>> BEGIN

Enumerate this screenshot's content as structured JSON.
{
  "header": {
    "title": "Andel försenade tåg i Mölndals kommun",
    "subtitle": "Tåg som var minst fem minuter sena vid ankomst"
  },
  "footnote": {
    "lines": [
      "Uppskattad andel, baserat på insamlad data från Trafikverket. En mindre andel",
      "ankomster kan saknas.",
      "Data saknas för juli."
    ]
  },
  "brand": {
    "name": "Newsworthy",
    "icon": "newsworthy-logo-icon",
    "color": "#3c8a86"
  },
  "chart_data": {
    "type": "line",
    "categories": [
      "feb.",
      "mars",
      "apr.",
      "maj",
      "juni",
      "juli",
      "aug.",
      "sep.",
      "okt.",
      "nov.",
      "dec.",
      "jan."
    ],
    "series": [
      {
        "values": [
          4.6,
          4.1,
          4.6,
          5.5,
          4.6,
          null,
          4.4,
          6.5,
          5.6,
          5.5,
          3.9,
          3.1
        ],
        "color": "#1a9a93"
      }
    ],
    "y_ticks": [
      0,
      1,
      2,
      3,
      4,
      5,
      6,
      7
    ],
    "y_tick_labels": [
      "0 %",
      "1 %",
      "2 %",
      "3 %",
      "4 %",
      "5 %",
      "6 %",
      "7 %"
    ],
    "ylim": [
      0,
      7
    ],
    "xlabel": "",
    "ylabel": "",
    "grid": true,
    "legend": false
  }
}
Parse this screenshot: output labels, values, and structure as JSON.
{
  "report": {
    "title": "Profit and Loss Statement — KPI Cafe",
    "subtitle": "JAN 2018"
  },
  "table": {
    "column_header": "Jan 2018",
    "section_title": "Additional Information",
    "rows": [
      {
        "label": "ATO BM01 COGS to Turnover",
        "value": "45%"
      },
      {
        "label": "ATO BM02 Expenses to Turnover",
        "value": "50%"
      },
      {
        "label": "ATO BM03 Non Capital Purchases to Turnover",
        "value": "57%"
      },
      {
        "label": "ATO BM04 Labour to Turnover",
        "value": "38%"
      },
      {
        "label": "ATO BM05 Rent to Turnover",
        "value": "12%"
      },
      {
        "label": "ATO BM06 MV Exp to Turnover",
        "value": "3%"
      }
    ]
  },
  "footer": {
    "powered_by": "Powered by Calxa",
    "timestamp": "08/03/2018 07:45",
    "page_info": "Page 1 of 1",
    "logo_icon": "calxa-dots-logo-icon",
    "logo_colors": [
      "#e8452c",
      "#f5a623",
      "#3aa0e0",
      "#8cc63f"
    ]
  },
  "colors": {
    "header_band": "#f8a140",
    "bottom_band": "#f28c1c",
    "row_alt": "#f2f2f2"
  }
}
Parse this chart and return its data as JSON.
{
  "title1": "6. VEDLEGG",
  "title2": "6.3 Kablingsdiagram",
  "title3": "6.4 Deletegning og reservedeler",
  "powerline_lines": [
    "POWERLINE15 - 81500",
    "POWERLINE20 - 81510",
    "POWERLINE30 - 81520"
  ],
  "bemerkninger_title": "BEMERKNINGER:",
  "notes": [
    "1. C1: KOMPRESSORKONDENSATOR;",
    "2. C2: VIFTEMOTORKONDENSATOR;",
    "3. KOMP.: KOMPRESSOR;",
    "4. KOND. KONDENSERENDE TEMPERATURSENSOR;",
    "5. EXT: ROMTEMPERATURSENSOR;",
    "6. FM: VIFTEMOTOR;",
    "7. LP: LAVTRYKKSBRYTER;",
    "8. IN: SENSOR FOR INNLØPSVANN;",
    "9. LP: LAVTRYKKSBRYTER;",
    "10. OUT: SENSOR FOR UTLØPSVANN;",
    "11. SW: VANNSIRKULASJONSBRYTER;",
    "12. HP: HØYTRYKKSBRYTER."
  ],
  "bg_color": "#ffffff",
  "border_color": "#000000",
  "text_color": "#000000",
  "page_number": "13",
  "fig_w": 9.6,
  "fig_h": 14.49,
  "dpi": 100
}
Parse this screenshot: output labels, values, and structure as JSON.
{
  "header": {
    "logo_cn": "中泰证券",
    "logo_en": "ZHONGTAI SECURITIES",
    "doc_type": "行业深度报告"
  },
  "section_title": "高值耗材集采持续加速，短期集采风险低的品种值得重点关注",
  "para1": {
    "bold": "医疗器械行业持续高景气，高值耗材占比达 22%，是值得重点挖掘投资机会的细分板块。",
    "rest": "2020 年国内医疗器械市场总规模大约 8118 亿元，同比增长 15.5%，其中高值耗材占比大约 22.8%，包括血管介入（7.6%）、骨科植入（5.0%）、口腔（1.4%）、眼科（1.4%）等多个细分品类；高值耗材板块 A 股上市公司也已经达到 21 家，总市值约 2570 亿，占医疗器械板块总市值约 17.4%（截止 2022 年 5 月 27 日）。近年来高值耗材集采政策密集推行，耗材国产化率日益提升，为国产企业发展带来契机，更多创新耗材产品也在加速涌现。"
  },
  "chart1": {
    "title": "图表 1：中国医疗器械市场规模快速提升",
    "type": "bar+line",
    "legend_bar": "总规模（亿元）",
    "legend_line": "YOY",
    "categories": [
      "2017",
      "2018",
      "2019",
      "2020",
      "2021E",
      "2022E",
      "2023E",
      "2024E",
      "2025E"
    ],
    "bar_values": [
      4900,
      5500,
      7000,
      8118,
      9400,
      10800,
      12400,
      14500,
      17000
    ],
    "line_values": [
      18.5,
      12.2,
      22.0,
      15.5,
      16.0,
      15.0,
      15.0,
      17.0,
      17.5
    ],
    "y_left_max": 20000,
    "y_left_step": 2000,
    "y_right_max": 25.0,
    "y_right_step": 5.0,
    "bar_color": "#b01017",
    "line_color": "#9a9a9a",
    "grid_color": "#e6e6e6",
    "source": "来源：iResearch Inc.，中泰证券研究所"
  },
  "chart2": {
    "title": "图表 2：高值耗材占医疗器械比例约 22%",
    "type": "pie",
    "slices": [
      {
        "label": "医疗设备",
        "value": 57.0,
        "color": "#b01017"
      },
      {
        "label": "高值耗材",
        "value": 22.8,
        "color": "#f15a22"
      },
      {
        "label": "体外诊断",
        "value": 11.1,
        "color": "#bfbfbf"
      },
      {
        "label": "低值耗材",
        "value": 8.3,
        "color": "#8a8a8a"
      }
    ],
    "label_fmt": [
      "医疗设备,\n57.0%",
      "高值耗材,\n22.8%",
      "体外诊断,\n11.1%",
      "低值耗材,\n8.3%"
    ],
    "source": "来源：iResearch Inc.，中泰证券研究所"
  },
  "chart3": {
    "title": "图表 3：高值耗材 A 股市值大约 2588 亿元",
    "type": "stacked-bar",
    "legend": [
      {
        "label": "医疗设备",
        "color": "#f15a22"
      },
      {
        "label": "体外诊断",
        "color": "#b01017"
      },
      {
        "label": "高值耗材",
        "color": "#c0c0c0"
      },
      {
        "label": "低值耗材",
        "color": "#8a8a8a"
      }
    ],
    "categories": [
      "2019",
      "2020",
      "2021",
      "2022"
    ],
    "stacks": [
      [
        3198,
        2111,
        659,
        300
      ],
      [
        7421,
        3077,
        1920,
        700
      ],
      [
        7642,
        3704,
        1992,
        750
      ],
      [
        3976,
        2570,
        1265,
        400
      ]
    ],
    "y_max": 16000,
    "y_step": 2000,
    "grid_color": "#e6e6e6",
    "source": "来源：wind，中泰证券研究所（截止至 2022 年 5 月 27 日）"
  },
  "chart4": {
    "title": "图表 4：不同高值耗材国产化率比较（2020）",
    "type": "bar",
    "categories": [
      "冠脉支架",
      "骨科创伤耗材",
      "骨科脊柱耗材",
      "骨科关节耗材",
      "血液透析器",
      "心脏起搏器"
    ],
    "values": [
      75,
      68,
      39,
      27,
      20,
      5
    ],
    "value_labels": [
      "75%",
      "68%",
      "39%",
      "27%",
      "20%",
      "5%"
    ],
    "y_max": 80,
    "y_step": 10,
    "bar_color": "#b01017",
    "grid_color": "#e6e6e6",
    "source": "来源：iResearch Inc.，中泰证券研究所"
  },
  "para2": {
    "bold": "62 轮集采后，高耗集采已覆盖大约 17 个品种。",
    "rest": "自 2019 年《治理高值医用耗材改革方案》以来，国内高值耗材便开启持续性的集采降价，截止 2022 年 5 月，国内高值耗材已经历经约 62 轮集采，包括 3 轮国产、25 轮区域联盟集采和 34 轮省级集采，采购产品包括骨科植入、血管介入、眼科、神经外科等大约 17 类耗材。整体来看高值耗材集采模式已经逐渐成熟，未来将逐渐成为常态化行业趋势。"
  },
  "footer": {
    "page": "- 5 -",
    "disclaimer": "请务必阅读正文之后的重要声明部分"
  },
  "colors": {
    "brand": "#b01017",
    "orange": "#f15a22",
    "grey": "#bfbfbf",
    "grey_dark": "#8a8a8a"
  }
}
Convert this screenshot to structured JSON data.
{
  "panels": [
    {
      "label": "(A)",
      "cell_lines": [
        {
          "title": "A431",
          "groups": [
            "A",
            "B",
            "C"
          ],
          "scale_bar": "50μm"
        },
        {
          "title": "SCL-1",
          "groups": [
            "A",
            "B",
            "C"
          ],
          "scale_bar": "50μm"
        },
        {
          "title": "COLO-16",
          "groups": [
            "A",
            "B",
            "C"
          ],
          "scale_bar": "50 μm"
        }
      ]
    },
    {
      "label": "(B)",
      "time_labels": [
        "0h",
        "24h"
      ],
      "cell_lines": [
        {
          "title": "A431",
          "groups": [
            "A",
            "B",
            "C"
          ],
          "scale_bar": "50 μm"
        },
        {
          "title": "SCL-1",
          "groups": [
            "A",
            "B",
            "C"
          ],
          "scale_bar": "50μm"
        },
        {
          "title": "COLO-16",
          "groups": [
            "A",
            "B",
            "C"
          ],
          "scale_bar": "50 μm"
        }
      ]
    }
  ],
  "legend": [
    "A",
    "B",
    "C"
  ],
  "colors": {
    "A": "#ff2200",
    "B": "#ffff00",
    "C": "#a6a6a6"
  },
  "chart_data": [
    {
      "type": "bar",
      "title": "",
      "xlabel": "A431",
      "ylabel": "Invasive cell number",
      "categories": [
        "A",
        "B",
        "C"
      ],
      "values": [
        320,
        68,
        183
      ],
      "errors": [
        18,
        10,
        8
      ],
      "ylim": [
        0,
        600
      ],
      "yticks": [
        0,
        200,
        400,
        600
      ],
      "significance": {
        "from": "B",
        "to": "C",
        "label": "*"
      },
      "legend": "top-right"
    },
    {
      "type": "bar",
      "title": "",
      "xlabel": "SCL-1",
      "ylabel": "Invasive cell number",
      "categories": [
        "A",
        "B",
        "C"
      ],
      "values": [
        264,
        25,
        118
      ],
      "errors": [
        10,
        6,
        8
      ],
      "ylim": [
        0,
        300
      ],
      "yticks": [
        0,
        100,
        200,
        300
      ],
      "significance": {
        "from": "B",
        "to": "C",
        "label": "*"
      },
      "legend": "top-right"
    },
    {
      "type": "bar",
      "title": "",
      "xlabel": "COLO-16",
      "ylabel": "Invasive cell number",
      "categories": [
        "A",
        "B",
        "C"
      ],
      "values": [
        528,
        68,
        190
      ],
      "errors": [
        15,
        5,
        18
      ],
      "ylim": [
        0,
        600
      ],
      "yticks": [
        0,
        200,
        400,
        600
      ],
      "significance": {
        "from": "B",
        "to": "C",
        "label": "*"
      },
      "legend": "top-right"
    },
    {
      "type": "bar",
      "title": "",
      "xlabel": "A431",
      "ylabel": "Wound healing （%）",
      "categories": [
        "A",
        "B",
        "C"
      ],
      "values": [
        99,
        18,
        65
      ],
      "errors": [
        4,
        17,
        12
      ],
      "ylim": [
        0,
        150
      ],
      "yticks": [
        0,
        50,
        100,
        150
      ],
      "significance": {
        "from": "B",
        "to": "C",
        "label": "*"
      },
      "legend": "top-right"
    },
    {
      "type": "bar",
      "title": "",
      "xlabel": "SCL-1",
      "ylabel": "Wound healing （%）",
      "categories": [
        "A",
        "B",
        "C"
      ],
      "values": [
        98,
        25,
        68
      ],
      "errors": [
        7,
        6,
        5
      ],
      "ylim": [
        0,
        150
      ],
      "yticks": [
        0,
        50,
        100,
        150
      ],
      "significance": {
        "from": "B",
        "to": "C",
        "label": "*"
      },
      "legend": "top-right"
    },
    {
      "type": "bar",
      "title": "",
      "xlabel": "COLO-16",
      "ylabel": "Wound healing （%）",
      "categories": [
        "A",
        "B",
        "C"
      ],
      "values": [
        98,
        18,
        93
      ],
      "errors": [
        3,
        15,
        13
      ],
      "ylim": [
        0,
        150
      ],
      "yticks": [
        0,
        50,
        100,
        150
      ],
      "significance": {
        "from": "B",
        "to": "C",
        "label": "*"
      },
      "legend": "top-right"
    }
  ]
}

>> END

*Brief*.
Copy all lines from the material that include "Turnover".

*Written reply*.
        "label": "ATO BM01 COGS to Turnover",
        "label": "ATO BM02 Expenses to Turnover",
        "label": "ATO BM03 Non Capital Purchases to Turnover",
        "label": "ATO BM04 Labour to Turnover",
        "label": "ATO BM05 Rent to Turnover",
        "label": "ATO BM06 MV Exp to Turnover",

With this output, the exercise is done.